Given task – Every line of the material is to be repeated exactly as it stands.

** begin **

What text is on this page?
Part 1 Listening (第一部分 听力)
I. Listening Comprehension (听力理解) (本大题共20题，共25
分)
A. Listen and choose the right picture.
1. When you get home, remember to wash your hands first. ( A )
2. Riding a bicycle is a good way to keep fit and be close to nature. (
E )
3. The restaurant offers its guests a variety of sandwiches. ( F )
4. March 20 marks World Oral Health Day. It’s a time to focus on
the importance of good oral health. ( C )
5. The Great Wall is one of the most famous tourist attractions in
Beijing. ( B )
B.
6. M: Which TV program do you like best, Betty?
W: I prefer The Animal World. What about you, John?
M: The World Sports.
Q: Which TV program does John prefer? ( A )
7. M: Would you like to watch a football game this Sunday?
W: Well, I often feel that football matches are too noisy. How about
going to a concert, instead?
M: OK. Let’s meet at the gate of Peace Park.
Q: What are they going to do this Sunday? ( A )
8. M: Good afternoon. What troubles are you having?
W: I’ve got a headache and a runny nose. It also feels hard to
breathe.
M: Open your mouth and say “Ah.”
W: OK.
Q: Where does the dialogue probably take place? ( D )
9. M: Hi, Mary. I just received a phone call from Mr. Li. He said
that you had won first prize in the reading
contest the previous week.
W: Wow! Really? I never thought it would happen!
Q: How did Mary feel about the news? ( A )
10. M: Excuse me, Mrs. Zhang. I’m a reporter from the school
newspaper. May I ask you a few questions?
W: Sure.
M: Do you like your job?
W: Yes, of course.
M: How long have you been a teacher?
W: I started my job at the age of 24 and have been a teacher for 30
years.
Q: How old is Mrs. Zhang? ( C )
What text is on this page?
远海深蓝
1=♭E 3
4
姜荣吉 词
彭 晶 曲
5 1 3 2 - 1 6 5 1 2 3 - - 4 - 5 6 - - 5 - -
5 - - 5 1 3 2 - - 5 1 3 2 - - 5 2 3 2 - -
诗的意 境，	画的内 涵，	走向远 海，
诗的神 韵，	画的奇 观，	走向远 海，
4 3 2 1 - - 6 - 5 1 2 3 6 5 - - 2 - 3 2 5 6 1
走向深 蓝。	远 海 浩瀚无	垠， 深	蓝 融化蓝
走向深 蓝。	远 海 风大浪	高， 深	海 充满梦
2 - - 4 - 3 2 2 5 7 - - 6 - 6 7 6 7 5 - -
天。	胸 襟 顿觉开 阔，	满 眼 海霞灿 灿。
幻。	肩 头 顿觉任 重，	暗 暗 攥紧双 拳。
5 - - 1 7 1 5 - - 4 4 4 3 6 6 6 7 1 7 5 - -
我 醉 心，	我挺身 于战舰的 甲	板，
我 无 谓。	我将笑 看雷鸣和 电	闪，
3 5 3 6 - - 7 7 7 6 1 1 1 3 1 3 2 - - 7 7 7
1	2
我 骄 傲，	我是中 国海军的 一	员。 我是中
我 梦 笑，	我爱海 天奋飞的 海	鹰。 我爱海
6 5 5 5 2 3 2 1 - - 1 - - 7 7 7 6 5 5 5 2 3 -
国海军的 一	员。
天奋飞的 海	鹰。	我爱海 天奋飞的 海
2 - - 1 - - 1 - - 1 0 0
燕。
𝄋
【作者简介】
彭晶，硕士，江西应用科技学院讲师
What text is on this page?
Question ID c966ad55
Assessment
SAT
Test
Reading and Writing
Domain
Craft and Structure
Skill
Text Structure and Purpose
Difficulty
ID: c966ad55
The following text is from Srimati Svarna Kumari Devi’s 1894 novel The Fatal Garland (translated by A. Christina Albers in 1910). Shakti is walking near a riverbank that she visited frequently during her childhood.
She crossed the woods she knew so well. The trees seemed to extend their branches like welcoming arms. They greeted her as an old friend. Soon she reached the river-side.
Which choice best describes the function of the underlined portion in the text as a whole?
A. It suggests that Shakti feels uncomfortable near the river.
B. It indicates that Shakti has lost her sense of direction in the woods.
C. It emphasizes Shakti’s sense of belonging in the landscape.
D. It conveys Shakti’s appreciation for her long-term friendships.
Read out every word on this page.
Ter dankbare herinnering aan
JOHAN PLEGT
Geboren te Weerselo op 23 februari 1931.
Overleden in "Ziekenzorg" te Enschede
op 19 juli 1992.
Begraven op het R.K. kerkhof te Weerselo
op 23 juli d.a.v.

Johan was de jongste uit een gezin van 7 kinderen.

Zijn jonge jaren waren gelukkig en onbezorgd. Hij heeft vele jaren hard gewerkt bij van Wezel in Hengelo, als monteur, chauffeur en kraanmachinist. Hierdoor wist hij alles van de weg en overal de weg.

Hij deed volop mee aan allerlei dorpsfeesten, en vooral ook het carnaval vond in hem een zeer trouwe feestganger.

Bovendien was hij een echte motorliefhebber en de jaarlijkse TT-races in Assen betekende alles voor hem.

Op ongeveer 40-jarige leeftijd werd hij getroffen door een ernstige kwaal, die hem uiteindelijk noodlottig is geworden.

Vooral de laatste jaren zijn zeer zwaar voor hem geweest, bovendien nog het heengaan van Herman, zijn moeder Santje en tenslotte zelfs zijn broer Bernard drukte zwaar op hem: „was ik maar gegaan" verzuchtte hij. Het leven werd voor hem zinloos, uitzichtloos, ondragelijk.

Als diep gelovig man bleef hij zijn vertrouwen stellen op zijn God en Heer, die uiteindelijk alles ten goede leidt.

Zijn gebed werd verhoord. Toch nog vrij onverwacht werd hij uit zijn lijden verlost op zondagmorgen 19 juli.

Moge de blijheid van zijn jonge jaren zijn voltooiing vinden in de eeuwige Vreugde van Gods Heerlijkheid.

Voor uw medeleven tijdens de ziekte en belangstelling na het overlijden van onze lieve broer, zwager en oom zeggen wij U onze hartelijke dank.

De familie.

** end **

Solution for this exercise –
What text is on this page?
Part 1 Listening (第一部分 听力)
I. Listening Comprehension (听力理解) (本大题共20题，共25
分)
A. Listen and choose the right picture.
1. When you get home, remember to wash your hands first. ( A )
2. Riding a bicycle is a good way to keep fit and be close to nature. (
E )
3. The restaurant offers its guests a variety of sandwiches. ( F )
4. March 20 marks World Oral Health Day. It’s a time to focus on
the importance of good oral health. ( C )
5. The Great Wall is one of the most famous tourist attractions in
Beijing. ( B )
B.
6. M: Which TV program do you like best, Betty?
W: I prefer The Animal World. What about you, John?
M: The World Sports.
Q: Which TV program does John prefer? ( A )
7. M: Would you like to watch a football game this Sunday?
W: Well, I often feel that football matches are too noisy. How about
going to a concert, instead?
M: OK. Let’s meet at the gate of Peace Park.
Q: What are they going to do this Sunday? ( A )
8. M: Good afternoon. What troubles are you having?
W: I’ve got a headache and a runny nose. It also feels hard to
breathe.
M: Open your mouth and say “Ah.”
W: OK.
Q: Where does the dialogue probably take place? ( D )
9. M: Hi, Mary. I just received a phone call from Mr. Li. He said
that you had won first prize in the reading
contest the previous week.
W: Wow! Really? I never thought it would happen!
Q: How did Mary feel about the news? ( A )
10. M: Excuse me, Mrs. Zhang. I’m a reporter from the school
newspaper. May I ask you a few questions?
W: Sure.
M: Do you like your job?
W: Yes, of course.
M: How long have you been a teacher?
W: I started my job at the age of 24 and have been a teacher for 30
years.
Q: How old is Mrs. Zhang? ( C )
What text is on this page?
远海深蓝
1=♭E 3
4
姜荣吉 词
彭 晶 曲
5 1 3 2 - 1 6 5 1 2 3 - - 4 - 5 6 - - 5 - -
5 - - 5 1 3 2 - - 5 1 3 2 - - 5 2 3 2 - -
诗的意 境，	画的内 涵，	走向远 海，
诗的神 韵，	画的奇 观，	走向远 海，
4 3 2 1 - - 6 - 5 1 2 3 6 5 - - 2 - 3 2 5 6 1
走向深 蓝。	远 海 浩瀚无	垠， 深	蓝 融化蓝
走向深 蓝。	远 海 风大浪	高， 深	海 充满梦
2 - - 4 - 3 2 2 5 7 - - 6 - 6 7 6 7 5 - -
天。	胸 襟 顿觉开 阔，	满 眼 海霞灿 灿。
幻。	肩 头 顿觉任 重，	暗 暗 攥紧双 拳。
5 - - 1 7 1 5 - - 4 4 4 3 6 6 6 7 1 7 5 - -
我 醉 心，	我挺身 于战舰的 甲	板，
我 无 谓。	我将笑 看雷鸣和 电	闪，
3 5 3 6 - - 7 7 7 6 1 1 1 3 1 3 2 - - 7 7 7
1	2
我 骄 傲，	我是中 国海军的 一	员。 我是中
我 梦 笑，	我爱海 天奋飞的 海	鹰。 我爱海
6 5 5 5 2 3 2 1 - - 1 - - 7 7 7 6 5 5 5 2 3 -
国海军的 一	员。
天奋飞的 海	鹰。	我爱海 天奋飞的 海
2 - - 1 - - 1 - - 1 0 0
燕。
𝄋
【作者简介】
彭晶，硕士，江西应用科技学院讲师
What text is on this page?
Question ID c966ad55
Assessment
SAT
Test
Reading and Writing
Domain
Craft and Structure
Skill
Text Structure and Purpose
Difficulty
ID: c966ad55
The following text is from Srimati Svarna Kumari Devi’s 1894 novel The Fatal Garland (translated by A. Christina Albers in 1910). Shakti is walking near a riverbank that she visited frequently during her childhood.
She crossed the woods she knew so well. The trees seemed to extend their branches like welcoming arms. They greeted her as an old friend. Soon she reached the river-side.
Which choice best describes the function of the underlined portion in the text as a whole?
A. It suggests that Shakti feels uncomfortable near the river.
B. It indicates that Shakti has lost her sense of direction in the woods.
C. It emphasizes Shakti’s sense of belonging in the landscape.
D. It conveys Shakti’s appreciation for her long-term friendships.
Read out every word on this page.
Ter dankbare herinnering aan
JOHAN PLEGT
Geboren te Weerselo op 23 februari 1931.
Overleden in "Ziekenzorg" te Enschede
op 19 juli 1992.
Begraven op het R.K. kerkhof te Weerselo
op 23 juli d.a.v.

Johan was de jongste uit een gezin van 7 kinderen.

Zijn jonge jaren waren gelukkig en onbezorgd. Hij heeft vele jaren hard gewerkt bij van Wezel in Hengelo, als monteur, chauffeur en kraanmachinist. Hierdoor wist hij alles van de weg en overal de weg.

Hij deed volop mee aan allerlei dorpsfeesten, en vooral ook het carnaval vond in hem een zeer trouwe feestganger.

Bovendien was hij een echte motorliefhebber en de jaarlijkse TT-races in Assen betekende alles voor hem.

Op ongeveer 40-jarige leeftijd werd hij getroffen door een ernstige kwaal, die hem uiteindelijk noodlottig is geworden.

Vooral de laatste jaren zijn zeer zwaar voor hem geweest, bovendien nog het heengaan van Herman, zijn moeder Santje en tenslotte zelfs zijn broer Bernard drukte zwaar op hem: „was ik maar gegaan" verzuchtte hij. Het leven werd voor hem zinloos, uitzichtloos, ondragelijk.

Als diep gelovig man bleef hij zijn vertrouwen stellen op zijn God en Heer, die uiteindelijk alles ten goede leidt.

Zijn gebed werd verhoord. Toch nog vrij onverwacht werd hij uit zijn lijden verlost op zondagmorgen 19 juli.

Moge de blijheid van zijn jonge jaren zijn voltooiing vinden in de eeuwige Vreugde van Gods Heerlijkheid.

Voor uw medeleven tijdens de ziekte en belangstelling na het overlijden van onze lieve broer, zwager en oom zeggen wij U onze hartelijke dank.

De familie.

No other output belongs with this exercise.